> [Instrukcje do wykonania]
Skopiuj, proszę, cały poniższy materiał bez żadnych zmian, ale pomiń w odpowiedzi obrazy.

> [Wyodrębniony materiał]
§
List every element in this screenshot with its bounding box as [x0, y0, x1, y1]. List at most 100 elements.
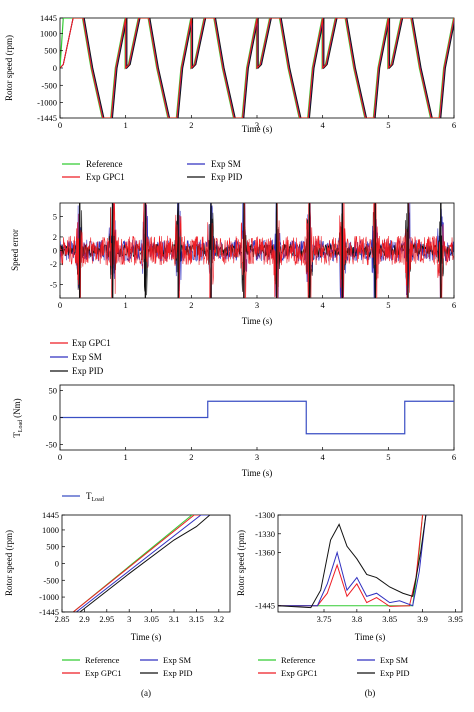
- zoom-b-panel: -1300-1330-1360-1445 3.75 3.8 3.85 3.9 3.95 …: [236, 510, 463, 698]
- load-torque-line: [60, 400, 454, 435]
- zoom-a-line-exp-gpc1: [62, 515, 230, 612]
- y-tick-label: 5: [53, 212, 57, 222]
- speed-tracking-y-label: Rotor speed (rpm): [4, 35, 14, 101]
- x-tick-label: 0: [58, 120, 62, 130]
- zoom-b-x-ticks: 3.75 3.8 3.85 3.9 3.95: [317, 609, 463, 624]
- legend-label-reference: Reference: [86, 159, 122, 169]
- x-tick-label: 0: [58, 300, 62, 310]
- y-tick-label: 500: [46, 542, 59, 552]
- y-tick-label: 50: [49, 385, 58, 395]
- y-tick-label: -1445: [39, 607, 59, 617]
- speed-error-legend: Exp GPC1 Exp SM Exp PID: [50, 338, 111, 376]
- legend-label-pid: Exp PID: [211, 172, 243, 182]
- legend-label-sm: Exp SM: [163, 655, 192, 665]
- load-torque-y-label-main: T: [12, 432, 22, 438]
- y-tick-label: -5: [50, 279, 57, 289]
- speed-tracking-series: [60, 18, 454, 118]
- speed-tracking-legend: Reference Exp GPC1 Exp SM Exp PID: [62, 159, 243, 182]
- legend-label-reference: Reference: [281, 655, 316, 665]
- zoom-a-caption: (a): [141, 688, 151, 698]
- x-tick-label: 3.05: [144, 614, 159, 624]
- zoom-a-line-exp-sm: [62, 515, 230, 612]
- load-torque-x-label: Time (s): [242, 468, 272, 478]
- legend-label-tload: TLoad: [86, 491, 104, 503]
- zoom-a-panel: 1445 1000 500 0 -500 -1000 -1445 2.85 2.9 2.95 3 3…: [4, 510, 231, 698]
- zoom-b-series: [278, 515, 427, 609]
- x-tick-label: 0: [58, 452, 62, 462]
- zoom-b-legend: Reference Exp SM Exp GPC1 Exp PID: [258, 655, 410, 678]
- speed-tracking-y-ticks: 1445 1000 500 0 -500 -1000 -1445: [37, 13, 63, 123]
- y-tick-label: 1000: [42, 525, 59, 535]
- zoom-a-line-reference: [62, 515, 230, 612]
- load-torque-y-label-sub: Load: [18, 420, 24, 432]
- y-tick-label: 500: [44, 46, 57, 56]
- x-tick-label: 4: [321, 452, 326, 462]
- zoom-b-line-exp-sm: [278, 515, 427, 607]
- load-torque-y-ticks: 50 0 -50: [46, 385, 63, 450]
- y-tick-label: 0: [53, 413, 57, 423]
- speed-error-y-ticks: 5 2 0 -2 -5: [50, 212, 63, 289]
- x-tick-label: 5: [386, 300, 390, 310]
- y-tick-label: -500: [41, 80, 57, 90]
- x-tick-label: 3.75: [317, 614, 332, 624]
- zoom-a-x-ticks: 2.85 2.9 2.95 3 3.05 3.1 3.15 3.2: [55, 609, 224, 624]
- speed-error-x-ticks: 0 1 2 3 4 5 6: [58, 295, 456, 310]
- zoom-a-legend: Reference Exp GPC1 Exp SM Exp PID: [62, 655, 193, 678]
- x-tick-label: 1: [124, 120, 128, 130]
- x-tick-label: 6: [452, 300, 456, 310]
- y-tick-label: 2: [53, 232, 57, 242]
- load-torque-y-label: TLoad (Nm): [12, 398, 24, 437]
- legend-label-gpc1: Exp GPC1: [86, 172, 125, 182]
- y-tick-label: 1445: [40, 13, 57, 23]
- zoom-a-x-label: Time (s): [131, 632, 161, 642]
- legend-label-gpc1: Exp GPC1: [281, 668, 318, 678]
- x-tick-label: 2.85: [55, 614, 70, 624]
- zoom-b-plot-frame: [277, 514, 463, 613]
- y-tick-label: -1000: [39, 592, 59, 602]
- load-torque-y-label-unit: (Nm): [12, 398, 22, 418]
- legend-label-pid: Exp PID: [163, 668, 193, 678]
- legend-label-sm: Exp SM: [380, 655, 409, 665]
- legend-label-gpc1: Exp GPC1: [72, 338, 111, 348]
- x-tick-label: 3.9: [417, 614, 428, 624]
- zoom-a-series: [62, 515, 230, 612]
- speed-error-y-label: Speed error: [10, 229, 20, 271]
- x-tick-label: 2: [189, 452, 193, 462]
- x-tick-label: 5: [386, 120, 390, 130]
- x-tick-label: 3: [127, 614, 131, 624]
- y-tick-label: -1000: [37, 98, 57, 108]
- x-tick-label: 1: [124, 452, 128, 462]
- legend-label-tload-main: T: [86, 491, 92, 501]
- x-tick-label: 3: [255, 300, 259, 310]
- speed-error-series: [60, 203, 454, 298]
- x-tick-label: 2.95: [99, 614, 114, 624]
- zoom-b-line-exp-gpc1: [278, 515, 424, 607]
- load-torque-series: [60, 400, 454, 435]
- x-tick-label: 3.1: [169, 614, 180, 624]
- x-tick-label: 3.8: [352, 614, 363, 624]
- speed-tracking-panel: 1445 1000 500 0 -500 -1000 -1445 0 1 2 3 4 5 6 Time …: [4, 13, 456, 182]
- zoom-b-x-label: Time (s): [355, 632, 385, 642]
- x-tick-label: 3.95: [448, 614, 463, 624]
- speed-line-exp-gpc1: [60, 18, 454, 118]
- y-tick-label: -50: [46, 440, 57, 450]
- x-tick-label: 2: [189, 120, 193, 130]
- speed-error-x-label: Time (s): [242, 316, 272, 326]
- y-tick-label: 0: [53, 63, 57, 73]
- zoom-a-y-label: Rotor speed (rpm): [4, 530, 14, 596]
- legend-label-sm: Exp SM: [72, 352, 102, 362]
- x-tick-label: 4: [321, 120, 326, 130]
- zoom-a-plot-frame: [61, 514, 231, 613]
- zoom-b-line-exp-pid: [278, 515, 427, 609]
- x-tick-label: 3: [255, 120, 259, 130]
- x-tick-label: 4: [321, 300, 326, 310]
- y-tick-label: -2: [50, 259, 57, 269]
- speed-tracking-x-label: Time (s): [242, 124, 272, 134]
- legend-label-reference: Reference: [85, 655, 120, 665]
- load-torque-x-ticks: 0 1 2 3 4 5 6: [58, 447, 456, 462]
- y-tick-label: -1445: [37, 113, 57, 123]
- y-tick-label: -1445: [255, 601, 275, 611]
- zoom-b-y-label: Rotor speed (rpm): [236, 530, 246, 596]
- zoom-a-y-ticks: 1445 1000 500 0 -500 -1000 -1445: [39, 510, 65, 617]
§
> [Odpowiedź]
List every element in this screenshot with its bounding box as [x0, y0, x1, y1]. List at most 100 elements.
- zoom-b-panel: -1300-1330-1360-1445 3.75 3.8 3.85 3.9 3.95 …: [236, 510, 463, 698]
- load-torque-line: [60, 400, 454, 435]
- zoom-a-line-exp-gpc1: [62, 515, 230, 612]
- y-tick-label: 5: [53, 212, 57, 222]
- speed-tracking-y-label: Rotor speed (rpm): [4, 35, 14, 101]
- x-tick-label: 0: [58, 120, 62, 130]
- zoom-b-x-ticks: 3.75 3.8 3.85 3.9 3.95: [317, 609, 463, 624]
- legend-label-reference: Reference: [86, 159, 122, 169]
- x-tick-label: 0: [58, 300, 62, 310]
- y-tick-label: 500: [46, 542, 59, 552]
- y-tick-label: 50: [49, 385, 58, 395]
- y-tick-label: -1445: [39, 607, 59, 617]
- speed-error-legend: Exp GPC1 Exp SM Exp PID: [50, 338, 111, 376]
- legend-label-pid: Exp PID: [211, 172, 243, 182]
- legend-label-sm: Exp SM: [163, 655, 192, 665]
- load-torque-y-label-main: T: [12, 432, 22, 438]
- y-tick-label: -5: [50, 279, 57, 289]
- speed-tracking-series: [60, 18, 454, 118]
- speed-tracking-legend: Reference Exp GPC1 Exp SM Exp PID: [62, 159, 243, 182]
- legend-label-reference: Reference: [281, 655, 316, 665]
- zoom-a-caption: (a): [141, 688, 151, 698]
- x-tick-label: 3.05: [144, 614, 159, 624]
- zoom-a-line-exp-sm: [62, 515, 230, 612]
- load-torque-x-label: Time (s): [242, 468, 272, 478]
- legend-label-tload: TLoad: [86, 491, 104, 503]
- zoom-a-panel: 1445 1000 500 0 -500 -1000 -1445 2.85 2.9 2.95 3 3…: [4, 510, 231, 698]
- zoom-b-series: [278, 515, 427, 609]
- x-tick-label: 0: [58, 452, 62, 462]
- zoom-b-legend: Reference Exp SM Exp GPC1 Exp PID: [258, 655, 410, 678]
- speed-tracking-y-ticks: 1445 1000 500 0 -500 -1000 -1445: [37, 13, 63, 123]
- y-tick-label: 1000: [42, 525, 59, 535]
- zoom-a-line-reference: [62, 515, 230, 612]
- load-torque-y-label-sub: Load: [18, 420, 24, 432]
- y-tick-label: 500: [44, 46, 57, 56]
- x-tick-label: 4: [321, 452, 326, 462]
- zoom-b-line-exp-sm: [278, 515, 427, 607]
- load-torque-y-ticks: 50 0 -50: [46, 385, 63, 450]
- y-tick-label: 0: [53, 413, 57, 423]
- speed-error-y-ticks: 5 2 0 -2 -5: [50, 212, 63, 289]
- x-tick-label: 5: [386, 300, 390, 310]
- y-tick-label: -500: [41, 80, 57, 90]
- x-tick-label: 3.75: [317, 614, 332, 624]
- zoom-a-x-ticks: 2.85 2.9 2.95 3 3.05 3.1 3.15 3.2: [55, 609, 224, 624]
- speed-error-x-ticks: 0 1 2 3 4 5 6: [58, 295, 456, 310]
- zoom-a-legend: Reference Exp GPC1 Exp SM Exp PID: [62, 655, 193, 678]
- x-tick-label: 1: [124, 120, 128, 130]
- x-tick-label: 6: [452, 300, 456, 310]
- y-tick-label: 2: [53, 232, 57, 242]
- load-torque-y-label: TLoad (Nm): [12, 398, 24, 437]
- legend-label-gpc1: Exp GPC1: [86, 172, 125, 182]
- y-tick-label: 1445: [40, 13, 57, 23]
- zoom-a-x-label: Time (s): [131, 632, 161, 642]
- legend-label-gpc1: Exp GPC1: [281, 668, 318, 678]
- x-tick-label: 2.85: [55, 614, 70, 624]
- zoom-b-plot-frame: [277, 514, 463, 613]
- y-tick-label: -1000: [39, 592, 59, 602]
- load-torque-y-label-unit: (Nm): [12, 398, 22, 418]
- legend-label-pid: Exp PID: [163, 668, 193, 678]
- legend-label-sm: Exp SM: [380, 655, 409, 665]
- legend-label-gpc1: Exp GPC1: [72, 338, 111, 348]
- x-tick-label: 3.9: [417, 614, 428, 624]
- zoom-a-series: [62, 515, 230, 612]
- speed-error-y-label: Speed error: [10, 229, 20, 271]
- x-tick-label: 2: [189, 452, 193, 462]
- x-tick-label: 5: [386, 120, 390, 130]
- x-tick-label: 3: [127, 614, 131, 624]
- y-tick-label: -1000: [37, 98, 57, 108]
- x-tick-label: 1: [124, 452, 128, 462]
- legend-label-tload-main: T: [86, 491, 92, 501]
- x-tick-label: 3: [255, 300, 259, 310]
- speed-error-series: [60, 203, 454, 298]
- x-tick-label: 2.95: [99, 614, 114, 624]
- zoom-b-line-exp-gpc1: [278, 515, 424, 607]
- load-torque-series: [60, 400, 454, 435]
- x-tick-label: 3.1: [169, 614, 180, 624]
- x-tick-label: 3.8: [352, 614, 363, 624]
- speed-tracking-panel: 1445 1000 500 0 -500 -1000 -1445 0 1 2 3 4 5 6 Time …: [4, 13, 456, 182]
- zoom-b-x-label: Time (s): [355, 632, 385, 642]
- x-tick-label: 3.95: [448, 614, 463, 624]
- speed-line-exp-gpc1: [60, 18, 454, 118]
- y-tick-label: -50: [46, 440, 57, 450]
- x-tick-label: 2: [189, 120, 193, 130]
- speed-error-x-label: Time (s): [242, 316, 272, 326]
- y-tick-label: 0: [53, 63, 57, 73]
- zoom-a-y-label: Rotor speed (rpm): [4, 530, 14, 596]
- legend-label-sm: Exp SM: [72, 352, 102, 362]
- x-tick-label: 4: [321, 120, 326, 130]
- zoom-a-plot-frame: [61, 514, 231, 613]
- zoom-b-line-exp-pid: [278, 515, 427, 609]
- x-tick-label: 3: [255, 120, 259, 130]
- x-tick-label: 4: [321, 300, 326, 310]
- y-tick-label: -2: [50, 259, 57, 269]
- speed-tracking-x-label: Time (s): [242, 124, 272, 134]
- legend-label-reference: Reference: [85, 655, 120, 665]
- load-torque-x-ticks: 0 1 2 3 4 5 6: [58, 447, 456, 462]
- y-tick-label: -1445: [37, 113, 57, 123]
- y-tick-label: -1445: [255, 601, 275, 611]
- zoom-b-y-label: Rotor speed (rpm): [236, 530, 246, 596]
- zoom-a-y-ticks: 1445 1000 500 0 -500 -1000 -1445: [39, 510, 65, 617]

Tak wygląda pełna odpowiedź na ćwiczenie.